Exercise requirements
Go through the data below. Pull out every line that has the word "datoteke".

Records for processing

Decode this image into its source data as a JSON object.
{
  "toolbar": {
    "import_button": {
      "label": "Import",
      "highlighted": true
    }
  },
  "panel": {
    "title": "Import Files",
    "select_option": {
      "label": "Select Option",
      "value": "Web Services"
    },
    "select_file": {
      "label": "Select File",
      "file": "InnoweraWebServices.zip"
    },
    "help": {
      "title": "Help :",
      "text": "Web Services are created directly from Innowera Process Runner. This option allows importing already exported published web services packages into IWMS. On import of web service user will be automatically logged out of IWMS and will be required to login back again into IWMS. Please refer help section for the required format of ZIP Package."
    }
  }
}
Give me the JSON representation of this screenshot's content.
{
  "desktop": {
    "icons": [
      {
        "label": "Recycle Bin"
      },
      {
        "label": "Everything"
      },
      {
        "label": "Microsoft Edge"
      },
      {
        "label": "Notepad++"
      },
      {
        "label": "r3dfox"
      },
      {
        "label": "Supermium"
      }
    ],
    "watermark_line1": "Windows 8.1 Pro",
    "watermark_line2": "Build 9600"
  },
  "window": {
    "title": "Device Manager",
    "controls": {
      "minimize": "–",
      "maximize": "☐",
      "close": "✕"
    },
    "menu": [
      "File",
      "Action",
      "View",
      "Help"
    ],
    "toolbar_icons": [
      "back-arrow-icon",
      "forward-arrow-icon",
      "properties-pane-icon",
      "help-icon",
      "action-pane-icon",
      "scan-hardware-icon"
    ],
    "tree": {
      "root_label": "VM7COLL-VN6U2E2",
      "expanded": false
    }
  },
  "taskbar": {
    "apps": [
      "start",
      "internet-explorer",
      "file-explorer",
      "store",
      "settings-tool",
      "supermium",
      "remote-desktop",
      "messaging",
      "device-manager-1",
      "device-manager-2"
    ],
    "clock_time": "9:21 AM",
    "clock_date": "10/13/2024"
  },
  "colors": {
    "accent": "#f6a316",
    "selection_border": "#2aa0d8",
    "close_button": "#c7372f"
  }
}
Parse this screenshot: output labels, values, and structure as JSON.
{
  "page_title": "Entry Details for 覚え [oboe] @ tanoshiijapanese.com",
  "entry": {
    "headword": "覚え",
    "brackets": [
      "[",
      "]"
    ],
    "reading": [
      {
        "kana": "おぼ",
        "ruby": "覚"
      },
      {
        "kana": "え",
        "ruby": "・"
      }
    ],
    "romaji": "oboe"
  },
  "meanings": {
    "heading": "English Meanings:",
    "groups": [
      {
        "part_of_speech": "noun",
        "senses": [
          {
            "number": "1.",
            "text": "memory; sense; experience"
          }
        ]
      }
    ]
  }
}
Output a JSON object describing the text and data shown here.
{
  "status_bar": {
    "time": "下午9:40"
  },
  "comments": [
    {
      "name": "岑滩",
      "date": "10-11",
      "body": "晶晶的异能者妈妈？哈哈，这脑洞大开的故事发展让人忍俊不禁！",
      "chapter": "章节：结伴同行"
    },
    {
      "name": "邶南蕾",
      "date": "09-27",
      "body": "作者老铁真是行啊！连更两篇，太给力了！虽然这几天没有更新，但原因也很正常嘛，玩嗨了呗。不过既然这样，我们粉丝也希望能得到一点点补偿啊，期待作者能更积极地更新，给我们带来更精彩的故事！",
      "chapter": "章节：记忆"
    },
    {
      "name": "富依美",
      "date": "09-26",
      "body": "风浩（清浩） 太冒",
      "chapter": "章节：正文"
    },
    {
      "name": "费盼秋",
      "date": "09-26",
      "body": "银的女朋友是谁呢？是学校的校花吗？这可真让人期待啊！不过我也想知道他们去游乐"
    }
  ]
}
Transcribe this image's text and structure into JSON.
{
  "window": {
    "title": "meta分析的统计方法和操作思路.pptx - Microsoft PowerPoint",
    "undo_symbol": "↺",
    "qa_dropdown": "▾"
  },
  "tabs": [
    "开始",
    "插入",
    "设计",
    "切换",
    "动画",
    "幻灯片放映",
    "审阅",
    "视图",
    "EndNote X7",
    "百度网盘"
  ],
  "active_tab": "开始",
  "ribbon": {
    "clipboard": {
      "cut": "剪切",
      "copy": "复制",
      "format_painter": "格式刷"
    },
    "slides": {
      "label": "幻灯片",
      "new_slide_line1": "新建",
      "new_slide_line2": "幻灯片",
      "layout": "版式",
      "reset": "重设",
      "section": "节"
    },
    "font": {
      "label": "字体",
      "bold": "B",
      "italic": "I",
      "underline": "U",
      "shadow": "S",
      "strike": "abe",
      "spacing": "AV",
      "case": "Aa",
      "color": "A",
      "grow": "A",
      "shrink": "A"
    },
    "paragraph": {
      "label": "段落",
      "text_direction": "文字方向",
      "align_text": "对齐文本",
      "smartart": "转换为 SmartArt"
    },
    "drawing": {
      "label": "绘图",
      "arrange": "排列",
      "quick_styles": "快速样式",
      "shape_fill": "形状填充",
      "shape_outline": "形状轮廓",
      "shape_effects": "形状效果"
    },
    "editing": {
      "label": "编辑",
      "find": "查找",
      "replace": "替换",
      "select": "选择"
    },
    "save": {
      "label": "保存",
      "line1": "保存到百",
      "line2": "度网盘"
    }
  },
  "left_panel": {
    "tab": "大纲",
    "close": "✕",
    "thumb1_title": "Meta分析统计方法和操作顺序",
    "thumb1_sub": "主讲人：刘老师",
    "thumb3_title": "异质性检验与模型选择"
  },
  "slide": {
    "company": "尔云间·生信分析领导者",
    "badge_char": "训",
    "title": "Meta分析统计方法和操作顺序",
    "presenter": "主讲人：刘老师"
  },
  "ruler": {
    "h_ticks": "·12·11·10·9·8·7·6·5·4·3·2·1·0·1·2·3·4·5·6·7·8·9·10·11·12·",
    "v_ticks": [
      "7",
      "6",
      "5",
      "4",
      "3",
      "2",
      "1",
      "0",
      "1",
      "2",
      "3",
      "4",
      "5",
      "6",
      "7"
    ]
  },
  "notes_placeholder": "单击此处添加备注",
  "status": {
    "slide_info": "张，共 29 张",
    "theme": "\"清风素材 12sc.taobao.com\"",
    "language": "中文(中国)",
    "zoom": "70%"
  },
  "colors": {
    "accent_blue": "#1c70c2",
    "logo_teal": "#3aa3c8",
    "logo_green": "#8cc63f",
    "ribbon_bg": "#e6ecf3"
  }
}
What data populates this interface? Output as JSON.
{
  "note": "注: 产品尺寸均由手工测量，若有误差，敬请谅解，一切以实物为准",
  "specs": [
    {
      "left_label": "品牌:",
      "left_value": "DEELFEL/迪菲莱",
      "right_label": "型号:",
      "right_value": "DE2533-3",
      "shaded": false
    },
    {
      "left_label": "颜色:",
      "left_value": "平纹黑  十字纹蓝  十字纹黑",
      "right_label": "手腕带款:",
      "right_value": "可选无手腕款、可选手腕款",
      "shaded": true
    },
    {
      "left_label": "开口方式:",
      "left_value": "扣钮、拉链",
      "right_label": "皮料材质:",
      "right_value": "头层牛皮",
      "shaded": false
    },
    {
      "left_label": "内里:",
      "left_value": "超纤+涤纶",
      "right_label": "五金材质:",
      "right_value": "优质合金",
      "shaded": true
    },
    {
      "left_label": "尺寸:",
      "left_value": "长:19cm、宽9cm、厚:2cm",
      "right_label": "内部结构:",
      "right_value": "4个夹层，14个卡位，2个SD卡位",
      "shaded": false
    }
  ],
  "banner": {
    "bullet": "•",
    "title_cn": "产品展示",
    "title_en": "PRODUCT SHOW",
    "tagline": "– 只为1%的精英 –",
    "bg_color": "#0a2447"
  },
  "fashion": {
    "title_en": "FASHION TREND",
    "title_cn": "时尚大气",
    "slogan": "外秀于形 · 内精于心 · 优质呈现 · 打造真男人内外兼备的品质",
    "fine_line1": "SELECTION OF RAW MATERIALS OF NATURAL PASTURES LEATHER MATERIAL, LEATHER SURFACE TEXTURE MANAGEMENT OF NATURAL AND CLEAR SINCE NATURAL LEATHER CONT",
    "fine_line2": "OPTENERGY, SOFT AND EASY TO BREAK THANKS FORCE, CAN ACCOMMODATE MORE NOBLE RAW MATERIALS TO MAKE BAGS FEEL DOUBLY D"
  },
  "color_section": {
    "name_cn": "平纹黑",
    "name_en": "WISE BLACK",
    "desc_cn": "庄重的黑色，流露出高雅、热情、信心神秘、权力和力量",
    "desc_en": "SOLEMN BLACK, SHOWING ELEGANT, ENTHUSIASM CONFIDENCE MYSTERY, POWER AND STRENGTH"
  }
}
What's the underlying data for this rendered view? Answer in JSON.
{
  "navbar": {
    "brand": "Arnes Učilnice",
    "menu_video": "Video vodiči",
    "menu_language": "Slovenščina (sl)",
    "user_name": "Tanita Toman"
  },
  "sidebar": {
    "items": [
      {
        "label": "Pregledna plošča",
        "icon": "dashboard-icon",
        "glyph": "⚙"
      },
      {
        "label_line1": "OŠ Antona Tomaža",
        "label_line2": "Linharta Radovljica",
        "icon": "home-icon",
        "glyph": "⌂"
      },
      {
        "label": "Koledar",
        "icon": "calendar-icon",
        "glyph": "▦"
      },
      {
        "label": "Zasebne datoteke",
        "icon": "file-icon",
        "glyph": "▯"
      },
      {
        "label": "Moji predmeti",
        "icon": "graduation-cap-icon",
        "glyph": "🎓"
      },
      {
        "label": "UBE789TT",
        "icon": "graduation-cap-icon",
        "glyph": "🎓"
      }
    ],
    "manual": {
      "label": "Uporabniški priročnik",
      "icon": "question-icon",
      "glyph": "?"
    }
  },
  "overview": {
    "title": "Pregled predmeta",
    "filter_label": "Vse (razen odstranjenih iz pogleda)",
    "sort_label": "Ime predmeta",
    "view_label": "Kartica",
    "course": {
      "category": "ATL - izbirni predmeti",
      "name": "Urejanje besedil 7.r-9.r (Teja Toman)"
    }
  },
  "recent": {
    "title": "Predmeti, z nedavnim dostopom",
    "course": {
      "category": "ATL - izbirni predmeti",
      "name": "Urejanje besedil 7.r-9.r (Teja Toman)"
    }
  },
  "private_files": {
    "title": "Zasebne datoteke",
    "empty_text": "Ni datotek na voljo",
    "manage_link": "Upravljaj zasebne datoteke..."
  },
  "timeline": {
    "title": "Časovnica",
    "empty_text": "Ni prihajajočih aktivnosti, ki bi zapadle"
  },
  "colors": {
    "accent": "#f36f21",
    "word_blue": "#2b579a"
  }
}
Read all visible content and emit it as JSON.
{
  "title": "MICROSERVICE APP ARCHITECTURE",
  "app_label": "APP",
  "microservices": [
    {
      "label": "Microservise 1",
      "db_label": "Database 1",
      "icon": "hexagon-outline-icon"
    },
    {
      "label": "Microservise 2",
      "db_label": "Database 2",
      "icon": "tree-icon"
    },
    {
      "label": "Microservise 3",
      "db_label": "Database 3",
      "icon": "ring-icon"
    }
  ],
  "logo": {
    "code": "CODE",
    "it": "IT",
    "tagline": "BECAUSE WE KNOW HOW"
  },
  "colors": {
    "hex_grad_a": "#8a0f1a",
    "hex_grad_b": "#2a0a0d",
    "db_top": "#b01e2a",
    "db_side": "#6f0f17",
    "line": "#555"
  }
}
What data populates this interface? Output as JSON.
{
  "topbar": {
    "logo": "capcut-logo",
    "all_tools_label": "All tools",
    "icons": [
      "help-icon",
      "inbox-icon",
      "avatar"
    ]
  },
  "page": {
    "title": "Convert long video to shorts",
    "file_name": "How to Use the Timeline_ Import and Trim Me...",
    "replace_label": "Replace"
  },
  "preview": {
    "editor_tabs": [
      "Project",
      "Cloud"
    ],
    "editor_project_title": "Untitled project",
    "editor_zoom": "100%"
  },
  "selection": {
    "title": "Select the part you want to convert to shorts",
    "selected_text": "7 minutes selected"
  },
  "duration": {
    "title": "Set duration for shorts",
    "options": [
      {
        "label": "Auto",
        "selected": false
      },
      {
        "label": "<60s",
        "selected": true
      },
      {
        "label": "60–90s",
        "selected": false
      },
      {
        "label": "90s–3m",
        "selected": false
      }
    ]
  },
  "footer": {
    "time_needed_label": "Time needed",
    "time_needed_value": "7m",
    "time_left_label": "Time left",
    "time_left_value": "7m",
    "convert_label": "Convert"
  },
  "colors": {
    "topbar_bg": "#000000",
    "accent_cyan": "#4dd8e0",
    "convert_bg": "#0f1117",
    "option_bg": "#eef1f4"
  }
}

Written reply
        "label": "Zasebne datoteke",
    "title": "Zasebne datoteke",
    "manage_link": "Upravljaj zasebne datoteke..."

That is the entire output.